-- BEGIN DATASET CONTENT --

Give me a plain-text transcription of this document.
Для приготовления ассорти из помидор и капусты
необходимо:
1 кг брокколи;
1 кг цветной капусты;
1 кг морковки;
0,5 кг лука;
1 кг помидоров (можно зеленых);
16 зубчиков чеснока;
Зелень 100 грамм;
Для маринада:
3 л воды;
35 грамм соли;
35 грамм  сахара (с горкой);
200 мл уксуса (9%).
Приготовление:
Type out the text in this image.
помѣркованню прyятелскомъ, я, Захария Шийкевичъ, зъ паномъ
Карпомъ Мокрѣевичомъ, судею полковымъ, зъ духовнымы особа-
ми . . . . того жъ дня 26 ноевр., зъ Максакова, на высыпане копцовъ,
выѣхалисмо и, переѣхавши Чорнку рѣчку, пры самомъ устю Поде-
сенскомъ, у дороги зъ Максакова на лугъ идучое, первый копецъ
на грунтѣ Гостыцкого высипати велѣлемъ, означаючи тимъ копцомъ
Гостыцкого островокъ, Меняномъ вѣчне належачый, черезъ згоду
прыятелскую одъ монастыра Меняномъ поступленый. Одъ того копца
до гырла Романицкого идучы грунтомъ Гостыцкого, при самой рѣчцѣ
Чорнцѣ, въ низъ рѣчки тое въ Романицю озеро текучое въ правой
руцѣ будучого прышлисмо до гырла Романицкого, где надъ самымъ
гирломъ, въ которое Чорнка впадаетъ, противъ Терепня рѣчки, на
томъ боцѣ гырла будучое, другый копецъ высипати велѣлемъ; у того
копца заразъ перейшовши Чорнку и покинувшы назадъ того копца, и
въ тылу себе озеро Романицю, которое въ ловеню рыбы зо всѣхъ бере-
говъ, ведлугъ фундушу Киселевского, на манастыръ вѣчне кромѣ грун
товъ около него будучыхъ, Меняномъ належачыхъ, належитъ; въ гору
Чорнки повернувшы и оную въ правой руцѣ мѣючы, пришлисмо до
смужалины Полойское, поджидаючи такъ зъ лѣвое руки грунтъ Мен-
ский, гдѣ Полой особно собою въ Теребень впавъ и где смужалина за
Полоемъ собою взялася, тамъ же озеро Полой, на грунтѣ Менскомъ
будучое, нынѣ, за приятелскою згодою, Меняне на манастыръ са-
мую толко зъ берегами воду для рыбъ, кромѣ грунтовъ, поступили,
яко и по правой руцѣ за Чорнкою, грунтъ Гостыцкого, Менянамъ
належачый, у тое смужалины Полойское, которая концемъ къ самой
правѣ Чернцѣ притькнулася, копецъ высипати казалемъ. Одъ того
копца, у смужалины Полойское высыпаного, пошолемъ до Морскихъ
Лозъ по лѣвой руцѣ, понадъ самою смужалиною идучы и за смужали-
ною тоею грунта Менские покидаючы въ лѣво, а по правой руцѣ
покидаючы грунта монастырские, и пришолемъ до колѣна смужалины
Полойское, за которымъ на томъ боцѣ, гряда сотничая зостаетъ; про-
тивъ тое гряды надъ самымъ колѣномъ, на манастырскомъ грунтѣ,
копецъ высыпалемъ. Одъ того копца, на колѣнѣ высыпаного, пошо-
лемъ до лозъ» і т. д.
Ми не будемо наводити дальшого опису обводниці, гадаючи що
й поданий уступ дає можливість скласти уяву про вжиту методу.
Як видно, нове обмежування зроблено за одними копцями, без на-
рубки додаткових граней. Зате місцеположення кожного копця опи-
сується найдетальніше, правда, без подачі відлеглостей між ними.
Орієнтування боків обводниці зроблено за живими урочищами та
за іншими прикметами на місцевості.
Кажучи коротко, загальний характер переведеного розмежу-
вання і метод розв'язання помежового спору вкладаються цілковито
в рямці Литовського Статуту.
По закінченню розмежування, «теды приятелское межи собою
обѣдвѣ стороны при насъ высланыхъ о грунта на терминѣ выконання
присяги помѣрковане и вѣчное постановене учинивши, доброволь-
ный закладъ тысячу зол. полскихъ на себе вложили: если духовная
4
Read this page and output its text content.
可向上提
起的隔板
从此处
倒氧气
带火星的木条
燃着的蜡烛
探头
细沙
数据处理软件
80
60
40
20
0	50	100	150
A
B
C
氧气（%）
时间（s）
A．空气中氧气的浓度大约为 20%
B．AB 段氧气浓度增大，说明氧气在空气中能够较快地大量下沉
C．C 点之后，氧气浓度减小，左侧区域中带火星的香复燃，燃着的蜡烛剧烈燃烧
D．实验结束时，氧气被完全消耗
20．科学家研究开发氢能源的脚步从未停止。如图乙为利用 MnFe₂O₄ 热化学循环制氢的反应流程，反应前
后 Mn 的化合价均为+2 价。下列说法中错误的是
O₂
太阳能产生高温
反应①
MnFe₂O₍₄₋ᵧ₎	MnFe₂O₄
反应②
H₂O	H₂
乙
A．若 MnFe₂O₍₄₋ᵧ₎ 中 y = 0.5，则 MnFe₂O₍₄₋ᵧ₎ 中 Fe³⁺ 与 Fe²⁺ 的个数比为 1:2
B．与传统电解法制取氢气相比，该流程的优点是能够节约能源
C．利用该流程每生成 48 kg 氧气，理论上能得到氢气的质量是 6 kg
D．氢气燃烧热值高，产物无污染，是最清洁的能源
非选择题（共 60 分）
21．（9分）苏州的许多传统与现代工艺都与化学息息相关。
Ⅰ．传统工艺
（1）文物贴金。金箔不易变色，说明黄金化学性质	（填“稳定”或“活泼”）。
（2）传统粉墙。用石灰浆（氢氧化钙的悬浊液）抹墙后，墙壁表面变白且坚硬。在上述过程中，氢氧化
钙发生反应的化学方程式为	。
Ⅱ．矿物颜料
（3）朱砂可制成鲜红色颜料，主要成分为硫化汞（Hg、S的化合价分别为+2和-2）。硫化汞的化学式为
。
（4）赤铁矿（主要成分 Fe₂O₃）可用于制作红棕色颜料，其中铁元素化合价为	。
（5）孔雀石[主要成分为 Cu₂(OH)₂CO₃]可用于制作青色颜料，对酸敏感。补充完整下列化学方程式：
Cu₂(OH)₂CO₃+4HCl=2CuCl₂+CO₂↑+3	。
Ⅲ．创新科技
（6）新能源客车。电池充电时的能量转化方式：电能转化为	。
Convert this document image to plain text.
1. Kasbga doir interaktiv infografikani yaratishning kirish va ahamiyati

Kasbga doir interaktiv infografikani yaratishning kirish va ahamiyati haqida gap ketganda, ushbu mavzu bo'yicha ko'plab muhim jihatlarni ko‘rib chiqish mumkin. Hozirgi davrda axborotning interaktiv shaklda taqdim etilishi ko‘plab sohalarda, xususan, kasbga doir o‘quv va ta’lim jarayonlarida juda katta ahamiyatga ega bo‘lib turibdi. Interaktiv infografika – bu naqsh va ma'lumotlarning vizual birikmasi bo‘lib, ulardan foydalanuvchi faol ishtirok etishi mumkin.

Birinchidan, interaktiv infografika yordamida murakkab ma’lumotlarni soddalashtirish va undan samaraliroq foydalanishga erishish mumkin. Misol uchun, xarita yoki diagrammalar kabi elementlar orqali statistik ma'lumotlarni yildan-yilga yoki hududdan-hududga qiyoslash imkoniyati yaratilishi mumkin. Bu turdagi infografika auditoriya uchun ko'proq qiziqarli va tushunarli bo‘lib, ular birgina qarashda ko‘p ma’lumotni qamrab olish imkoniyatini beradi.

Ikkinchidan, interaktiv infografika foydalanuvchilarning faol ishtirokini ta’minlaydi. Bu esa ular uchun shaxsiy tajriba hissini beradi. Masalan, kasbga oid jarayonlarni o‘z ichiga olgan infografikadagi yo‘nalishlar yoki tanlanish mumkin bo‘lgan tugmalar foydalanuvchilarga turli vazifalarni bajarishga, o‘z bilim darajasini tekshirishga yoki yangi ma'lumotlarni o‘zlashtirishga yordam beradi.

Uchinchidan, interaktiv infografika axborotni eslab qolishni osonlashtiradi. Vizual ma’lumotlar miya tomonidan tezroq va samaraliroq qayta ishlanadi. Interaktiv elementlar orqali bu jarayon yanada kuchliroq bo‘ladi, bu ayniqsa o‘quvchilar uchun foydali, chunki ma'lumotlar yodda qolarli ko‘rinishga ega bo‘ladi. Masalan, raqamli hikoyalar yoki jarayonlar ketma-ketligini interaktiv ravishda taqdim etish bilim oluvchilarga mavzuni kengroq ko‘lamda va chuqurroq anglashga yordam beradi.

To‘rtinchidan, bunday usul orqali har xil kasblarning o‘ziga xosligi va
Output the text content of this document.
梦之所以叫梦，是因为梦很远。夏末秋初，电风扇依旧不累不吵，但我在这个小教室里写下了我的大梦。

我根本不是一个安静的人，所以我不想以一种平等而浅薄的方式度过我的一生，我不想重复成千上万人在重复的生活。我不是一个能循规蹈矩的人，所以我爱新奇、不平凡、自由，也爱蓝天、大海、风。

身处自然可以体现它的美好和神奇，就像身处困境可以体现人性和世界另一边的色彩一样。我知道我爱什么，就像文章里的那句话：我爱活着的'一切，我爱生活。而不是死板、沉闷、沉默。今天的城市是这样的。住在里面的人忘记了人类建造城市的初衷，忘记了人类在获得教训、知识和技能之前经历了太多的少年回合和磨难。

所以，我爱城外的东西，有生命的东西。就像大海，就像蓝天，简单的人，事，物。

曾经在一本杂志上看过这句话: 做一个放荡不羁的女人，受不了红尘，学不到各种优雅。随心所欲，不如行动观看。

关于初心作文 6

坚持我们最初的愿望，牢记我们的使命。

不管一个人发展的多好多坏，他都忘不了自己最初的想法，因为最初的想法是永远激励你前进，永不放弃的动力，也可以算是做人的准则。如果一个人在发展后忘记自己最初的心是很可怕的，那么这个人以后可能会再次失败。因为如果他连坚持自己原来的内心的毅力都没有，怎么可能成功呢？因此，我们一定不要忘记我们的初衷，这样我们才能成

-- END DATASET CONTENT --

> EXERCISE GOAL
Starting with the line that contains "Output the text content of this document.", print each line through the last one in the listing. Include both end lines and add nothing.

> RESPONSE TO THIS TASK
Output the text content of this document.
梦之所以叫梦，是因为梦很远。夏末秋初，电风扇依旧不累不吵，但我在这个小教室里写下了我的大梦。

我根本不是一个安静的人，所以我不想以一种平等而浅薄的方式度过我的一生，我不想重复成千上万人在重复的生活。我不是一个能循规蹈矩的人，所以我爱新奇、不平凡、自由，也爱蓝天、大海、风。

身处自然可以体现它的美好和神奇，就像身处困境可以体现人性和世界另一边的色彩一样。我知道我爱什么，就像文章里的那句话：我爱活着的'一切，我爱生活。而不是死板、沉闷、沉默。今天的城市是这样的。住在里面的人忘记了人类建造城市的初衷，忘记了人类在获得教训、知识和技能之前经历了太多的少年回合和磨难。

所以，我爱城外的东西，有生命的东西。就像大海，就像蓝天，简单的人，事，物。

曾经在一本杂志上看过这句话: 做一个放荡不羁的女人，受不了红尘，学不到各种优雅。随心所欲，不如行动观看。

关于初心作文 6

坚持我们最初的愿望，牢记我们的使命。

不管一个人发展的多好多坏，他都忘不了自己最初的想法，因为最初的想法是永远激励你前进，永不放弃的动力，也可以算是做人的准则。如果一个人在发展后忘记自己最初的心是很可怕的，那么这个人以后可能会再次失败。因为如果他连坚持自己原来的内心的毅力都没有，怎么可能成功呢？因此，我们一定不要忘记我们的初衷，这样我们才能成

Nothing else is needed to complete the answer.